→ The task
Below are records. Count every line containing the word "output" and give the number alone.
══ Data to process ══
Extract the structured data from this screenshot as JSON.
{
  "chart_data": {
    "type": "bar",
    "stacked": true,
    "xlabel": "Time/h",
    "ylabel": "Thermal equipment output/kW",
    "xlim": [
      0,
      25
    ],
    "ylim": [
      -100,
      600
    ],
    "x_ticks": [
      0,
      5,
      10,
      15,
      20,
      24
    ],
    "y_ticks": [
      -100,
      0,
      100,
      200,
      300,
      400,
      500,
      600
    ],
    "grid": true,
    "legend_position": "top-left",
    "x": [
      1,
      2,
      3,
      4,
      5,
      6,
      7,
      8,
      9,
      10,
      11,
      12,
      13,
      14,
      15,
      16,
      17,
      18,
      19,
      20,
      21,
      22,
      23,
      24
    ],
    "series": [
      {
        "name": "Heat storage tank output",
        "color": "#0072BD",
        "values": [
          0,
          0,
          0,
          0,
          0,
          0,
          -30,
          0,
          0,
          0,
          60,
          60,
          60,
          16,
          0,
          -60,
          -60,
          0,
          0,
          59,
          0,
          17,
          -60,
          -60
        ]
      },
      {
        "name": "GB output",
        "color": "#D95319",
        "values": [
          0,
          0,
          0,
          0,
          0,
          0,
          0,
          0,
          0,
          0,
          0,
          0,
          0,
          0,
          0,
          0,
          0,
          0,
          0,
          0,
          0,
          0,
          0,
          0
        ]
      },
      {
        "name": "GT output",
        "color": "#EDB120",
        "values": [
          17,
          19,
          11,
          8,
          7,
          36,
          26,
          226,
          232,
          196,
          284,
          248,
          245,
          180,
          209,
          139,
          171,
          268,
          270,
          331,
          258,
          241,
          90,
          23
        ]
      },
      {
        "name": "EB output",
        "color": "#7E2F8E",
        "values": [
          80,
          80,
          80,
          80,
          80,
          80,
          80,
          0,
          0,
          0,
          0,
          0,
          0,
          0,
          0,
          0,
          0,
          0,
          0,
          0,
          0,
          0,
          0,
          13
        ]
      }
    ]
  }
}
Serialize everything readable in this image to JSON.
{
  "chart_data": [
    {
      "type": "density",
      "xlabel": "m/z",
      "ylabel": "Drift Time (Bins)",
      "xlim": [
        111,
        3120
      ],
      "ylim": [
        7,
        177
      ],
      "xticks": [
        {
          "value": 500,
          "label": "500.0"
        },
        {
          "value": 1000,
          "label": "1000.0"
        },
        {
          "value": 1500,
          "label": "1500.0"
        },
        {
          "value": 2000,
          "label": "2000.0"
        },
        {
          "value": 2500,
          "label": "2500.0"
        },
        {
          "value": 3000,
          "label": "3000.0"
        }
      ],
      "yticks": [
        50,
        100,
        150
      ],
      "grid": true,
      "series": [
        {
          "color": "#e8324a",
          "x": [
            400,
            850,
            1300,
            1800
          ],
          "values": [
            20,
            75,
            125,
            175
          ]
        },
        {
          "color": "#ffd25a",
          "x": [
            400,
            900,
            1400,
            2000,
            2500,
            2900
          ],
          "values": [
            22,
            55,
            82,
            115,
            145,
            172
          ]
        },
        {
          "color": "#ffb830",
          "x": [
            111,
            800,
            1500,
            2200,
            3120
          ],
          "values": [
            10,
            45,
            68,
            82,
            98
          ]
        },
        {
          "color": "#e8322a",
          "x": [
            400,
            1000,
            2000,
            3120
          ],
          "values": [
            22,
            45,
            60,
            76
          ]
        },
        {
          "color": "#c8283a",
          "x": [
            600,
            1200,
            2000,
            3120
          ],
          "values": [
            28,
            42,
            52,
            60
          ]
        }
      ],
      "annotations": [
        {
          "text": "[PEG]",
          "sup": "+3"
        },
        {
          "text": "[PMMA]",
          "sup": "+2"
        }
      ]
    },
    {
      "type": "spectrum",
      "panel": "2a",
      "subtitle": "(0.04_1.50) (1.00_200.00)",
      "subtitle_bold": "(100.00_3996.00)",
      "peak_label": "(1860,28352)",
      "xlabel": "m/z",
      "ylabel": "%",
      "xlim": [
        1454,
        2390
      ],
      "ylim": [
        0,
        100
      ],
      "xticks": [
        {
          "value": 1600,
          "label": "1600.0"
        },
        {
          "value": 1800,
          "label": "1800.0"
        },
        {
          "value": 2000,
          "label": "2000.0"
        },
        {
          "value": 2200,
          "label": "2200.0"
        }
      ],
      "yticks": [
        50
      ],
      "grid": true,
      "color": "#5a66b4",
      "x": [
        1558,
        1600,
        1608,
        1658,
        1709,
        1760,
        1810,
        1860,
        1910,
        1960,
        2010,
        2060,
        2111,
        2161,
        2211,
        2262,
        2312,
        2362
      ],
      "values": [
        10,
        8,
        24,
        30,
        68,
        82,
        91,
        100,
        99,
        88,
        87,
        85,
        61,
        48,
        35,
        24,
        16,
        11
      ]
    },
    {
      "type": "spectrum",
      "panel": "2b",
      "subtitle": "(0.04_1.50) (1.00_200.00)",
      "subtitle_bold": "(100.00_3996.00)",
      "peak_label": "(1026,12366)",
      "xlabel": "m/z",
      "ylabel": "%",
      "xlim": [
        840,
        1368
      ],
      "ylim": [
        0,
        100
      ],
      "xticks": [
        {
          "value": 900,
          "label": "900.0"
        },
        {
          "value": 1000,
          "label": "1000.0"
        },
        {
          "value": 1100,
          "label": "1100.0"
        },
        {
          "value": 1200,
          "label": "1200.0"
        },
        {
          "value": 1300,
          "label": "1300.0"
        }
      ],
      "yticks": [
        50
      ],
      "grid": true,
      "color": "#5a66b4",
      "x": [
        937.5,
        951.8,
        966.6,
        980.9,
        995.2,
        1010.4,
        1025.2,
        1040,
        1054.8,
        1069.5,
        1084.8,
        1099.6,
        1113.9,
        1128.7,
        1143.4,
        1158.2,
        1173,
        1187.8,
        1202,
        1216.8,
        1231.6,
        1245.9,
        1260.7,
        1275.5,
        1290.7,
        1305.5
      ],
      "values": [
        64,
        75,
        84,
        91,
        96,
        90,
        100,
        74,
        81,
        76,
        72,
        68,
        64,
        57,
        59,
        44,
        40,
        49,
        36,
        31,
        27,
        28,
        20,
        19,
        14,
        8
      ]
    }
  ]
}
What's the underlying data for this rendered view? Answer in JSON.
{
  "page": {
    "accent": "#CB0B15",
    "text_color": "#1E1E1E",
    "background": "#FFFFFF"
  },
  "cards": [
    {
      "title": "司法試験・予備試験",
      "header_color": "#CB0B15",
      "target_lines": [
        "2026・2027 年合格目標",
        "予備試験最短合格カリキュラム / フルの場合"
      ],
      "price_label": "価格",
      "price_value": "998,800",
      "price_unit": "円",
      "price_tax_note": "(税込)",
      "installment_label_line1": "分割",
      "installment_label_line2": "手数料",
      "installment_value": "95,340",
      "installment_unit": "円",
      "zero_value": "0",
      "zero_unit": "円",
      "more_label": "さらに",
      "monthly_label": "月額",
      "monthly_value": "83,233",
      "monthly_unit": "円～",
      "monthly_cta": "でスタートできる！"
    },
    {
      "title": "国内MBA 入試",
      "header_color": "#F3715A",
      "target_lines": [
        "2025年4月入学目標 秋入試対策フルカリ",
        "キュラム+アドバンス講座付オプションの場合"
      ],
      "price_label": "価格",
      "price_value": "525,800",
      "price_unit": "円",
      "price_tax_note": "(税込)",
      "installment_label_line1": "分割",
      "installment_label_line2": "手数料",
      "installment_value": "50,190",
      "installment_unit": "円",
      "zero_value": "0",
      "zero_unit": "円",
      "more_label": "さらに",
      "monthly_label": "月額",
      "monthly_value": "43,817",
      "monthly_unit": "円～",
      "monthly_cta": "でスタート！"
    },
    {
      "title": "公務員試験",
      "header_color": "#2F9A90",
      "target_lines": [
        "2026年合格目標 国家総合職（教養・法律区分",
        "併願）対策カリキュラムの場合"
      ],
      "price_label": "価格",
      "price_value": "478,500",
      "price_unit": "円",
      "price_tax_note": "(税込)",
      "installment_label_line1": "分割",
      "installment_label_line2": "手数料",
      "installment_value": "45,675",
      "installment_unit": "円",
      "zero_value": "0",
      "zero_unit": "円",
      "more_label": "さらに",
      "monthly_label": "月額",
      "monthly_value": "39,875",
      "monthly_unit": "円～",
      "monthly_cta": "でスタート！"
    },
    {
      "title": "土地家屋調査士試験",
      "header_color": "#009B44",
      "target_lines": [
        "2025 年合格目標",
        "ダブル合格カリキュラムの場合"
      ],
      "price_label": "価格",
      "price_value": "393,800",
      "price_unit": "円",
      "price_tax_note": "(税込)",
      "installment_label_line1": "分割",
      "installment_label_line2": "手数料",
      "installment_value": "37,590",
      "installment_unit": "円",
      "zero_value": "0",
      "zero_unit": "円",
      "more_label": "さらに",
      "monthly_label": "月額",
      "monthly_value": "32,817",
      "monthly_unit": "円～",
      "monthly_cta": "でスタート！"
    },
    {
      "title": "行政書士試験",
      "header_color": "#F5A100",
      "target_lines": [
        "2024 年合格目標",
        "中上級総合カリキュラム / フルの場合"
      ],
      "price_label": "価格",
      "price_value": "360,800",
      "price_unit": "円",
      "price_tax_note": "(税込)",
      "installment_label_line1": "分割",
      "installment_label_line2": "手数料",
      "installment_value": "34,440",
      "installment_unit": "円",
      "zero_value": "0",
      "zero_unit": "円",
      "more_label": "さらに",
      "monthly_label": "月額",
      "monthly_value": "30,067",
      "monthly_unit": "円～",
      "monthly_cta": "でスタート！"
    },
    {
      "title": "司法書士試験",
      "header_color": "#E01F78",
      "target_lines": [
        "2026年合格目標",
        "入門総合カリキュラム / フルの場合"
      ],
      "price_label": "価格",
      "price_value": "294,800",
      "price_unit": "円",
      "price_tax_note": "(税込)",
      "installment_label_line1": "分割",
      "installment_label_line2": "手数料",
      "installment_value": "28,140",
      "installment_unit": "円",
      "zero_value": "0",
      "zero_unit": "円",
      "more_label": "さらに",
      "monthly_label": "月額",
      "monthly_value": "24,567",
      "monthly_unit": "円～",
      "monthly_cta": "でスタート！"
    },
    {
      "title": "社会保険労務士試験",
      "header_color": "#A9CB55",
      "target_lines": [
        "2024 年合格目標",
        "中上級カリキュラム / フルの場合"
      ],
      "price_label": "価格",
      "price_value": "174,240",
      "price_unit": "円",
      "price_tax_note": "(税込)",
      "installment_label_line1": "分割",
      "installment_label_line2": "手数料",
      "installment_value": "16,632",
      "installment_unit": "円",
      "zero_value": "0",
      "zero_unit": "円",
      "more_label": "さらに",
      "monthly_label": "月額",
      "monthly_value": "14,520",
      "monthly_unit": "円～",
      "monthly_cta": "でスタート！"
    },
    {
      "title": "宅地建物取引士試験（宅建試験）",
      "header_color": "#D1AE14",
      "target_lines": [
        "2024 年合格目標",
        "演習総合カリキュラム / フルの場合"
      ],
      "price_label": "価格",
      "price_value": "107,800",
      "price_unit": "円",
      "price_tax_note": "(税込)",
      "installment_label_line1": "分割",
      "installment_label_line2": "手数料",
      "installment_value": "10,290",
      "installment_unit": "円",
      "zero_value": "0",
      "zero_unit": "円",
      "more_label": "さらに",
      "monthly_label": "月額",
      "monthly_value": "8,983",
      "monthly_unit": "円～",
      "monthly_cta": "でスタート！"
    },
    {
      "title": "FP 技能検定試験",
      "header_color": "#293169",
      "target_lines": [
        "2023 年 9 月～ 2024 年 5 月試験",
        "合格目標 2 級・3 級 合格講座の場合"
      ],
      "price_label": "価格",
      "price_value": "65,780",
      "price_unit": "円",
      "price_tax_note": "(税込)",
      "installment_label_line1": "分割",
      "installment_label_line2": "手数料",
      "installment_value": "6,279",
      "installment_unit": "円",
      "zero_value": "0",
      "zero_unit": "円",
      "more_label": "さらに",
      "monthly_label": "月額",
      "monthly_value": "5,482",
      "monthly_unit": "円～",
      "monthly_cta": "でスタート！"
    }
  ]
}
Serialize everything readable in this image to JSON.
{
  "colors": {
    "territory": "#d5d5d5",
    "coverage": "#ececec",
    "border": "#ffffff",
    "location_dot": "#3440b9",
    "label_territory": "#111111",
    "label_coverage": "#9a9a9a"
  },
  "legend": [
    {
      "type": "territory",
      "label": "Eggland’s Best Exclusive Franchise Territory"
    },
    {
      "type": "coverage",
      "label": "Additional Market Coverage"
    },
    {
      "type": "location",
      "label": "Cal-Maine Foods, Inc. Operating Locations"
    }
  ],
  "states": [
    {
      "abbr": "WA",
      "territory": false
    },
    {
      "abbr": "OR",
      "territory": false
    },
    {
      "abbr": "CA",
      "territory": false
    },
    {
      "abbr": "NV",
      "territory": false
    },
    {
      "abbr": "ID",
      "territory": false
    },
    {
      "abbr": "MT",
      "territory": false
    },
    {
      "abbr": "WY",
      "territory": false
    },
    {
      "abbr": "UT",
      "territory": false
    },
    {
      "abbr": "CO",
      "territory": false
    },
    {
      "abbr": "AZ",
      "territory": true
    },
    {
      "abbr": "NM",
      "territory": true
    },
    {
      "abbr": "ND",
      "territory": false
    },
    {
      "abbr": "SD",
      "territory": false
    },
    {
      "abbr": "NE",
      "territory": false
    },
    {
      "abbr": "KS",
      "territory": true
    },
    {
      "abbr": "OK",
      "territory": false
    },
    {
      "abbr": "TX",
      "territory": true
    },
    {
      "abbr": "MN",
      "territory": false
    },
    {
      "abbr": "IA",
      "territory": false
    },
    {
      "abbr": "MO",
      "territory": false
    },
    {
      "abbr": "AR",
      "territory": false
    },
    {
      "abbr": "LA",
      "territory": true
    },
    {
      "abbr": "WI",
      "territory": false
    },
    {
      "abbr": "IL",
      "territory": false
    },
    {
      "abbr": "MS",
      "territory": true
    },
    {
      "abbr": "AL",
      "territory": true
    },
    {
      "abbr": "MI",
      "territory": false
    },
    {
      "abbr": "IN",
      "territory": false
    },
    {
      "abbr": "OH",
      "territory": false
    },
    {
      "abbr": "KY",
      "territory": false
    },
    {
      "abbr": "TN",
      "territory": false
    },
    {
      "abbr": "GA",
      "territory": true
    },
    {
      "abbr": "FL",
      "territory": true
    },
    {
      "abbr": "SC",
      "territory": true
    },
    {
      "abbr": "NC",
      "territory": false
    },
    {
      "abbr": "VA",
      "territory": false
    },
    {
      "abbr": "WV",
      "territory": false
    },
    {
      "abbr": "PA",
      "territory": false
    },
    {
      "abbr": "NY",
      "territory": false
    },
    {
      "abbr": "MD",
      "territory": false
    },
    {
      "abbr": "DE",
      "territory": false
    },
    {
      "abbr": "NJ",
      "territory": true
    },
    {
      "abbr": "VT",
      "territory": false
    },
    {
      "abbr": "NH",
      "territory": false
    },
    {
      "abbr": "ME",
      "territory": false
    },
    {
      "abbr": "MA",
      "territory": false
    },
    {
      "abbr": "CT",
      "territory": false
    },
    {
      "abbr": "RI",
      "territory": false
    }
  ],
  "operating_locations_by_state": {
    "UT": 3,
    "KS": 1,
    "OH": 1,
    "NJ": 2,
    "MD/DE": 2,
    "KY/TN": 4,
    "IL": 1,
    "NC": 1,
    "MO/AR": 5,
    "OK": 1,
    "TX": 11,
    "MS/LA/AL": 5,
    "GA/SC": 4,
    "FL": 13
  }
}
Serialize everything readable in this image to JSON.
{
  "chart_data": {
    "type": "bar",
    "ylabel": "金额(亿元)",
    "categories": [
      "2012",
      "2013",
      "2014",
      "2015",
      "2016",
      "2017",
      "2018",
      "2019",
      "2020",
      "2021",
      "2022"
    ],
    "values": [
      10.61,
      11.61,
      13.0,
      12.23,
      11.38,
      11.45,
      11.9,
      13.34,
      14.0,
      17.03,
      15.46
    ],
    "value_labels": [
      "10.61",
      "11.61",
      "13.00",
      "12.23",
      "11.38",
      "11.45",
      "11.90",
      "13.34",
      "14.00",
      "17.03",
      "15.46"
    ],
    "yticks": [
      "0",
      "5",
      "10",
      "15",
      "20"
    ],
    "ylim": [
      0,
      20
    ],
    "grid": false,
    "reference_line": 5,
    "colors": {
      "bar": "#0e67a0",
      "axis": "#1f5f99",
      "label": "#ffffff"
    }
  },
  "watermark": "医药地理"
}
═══
→ Answer for the task
5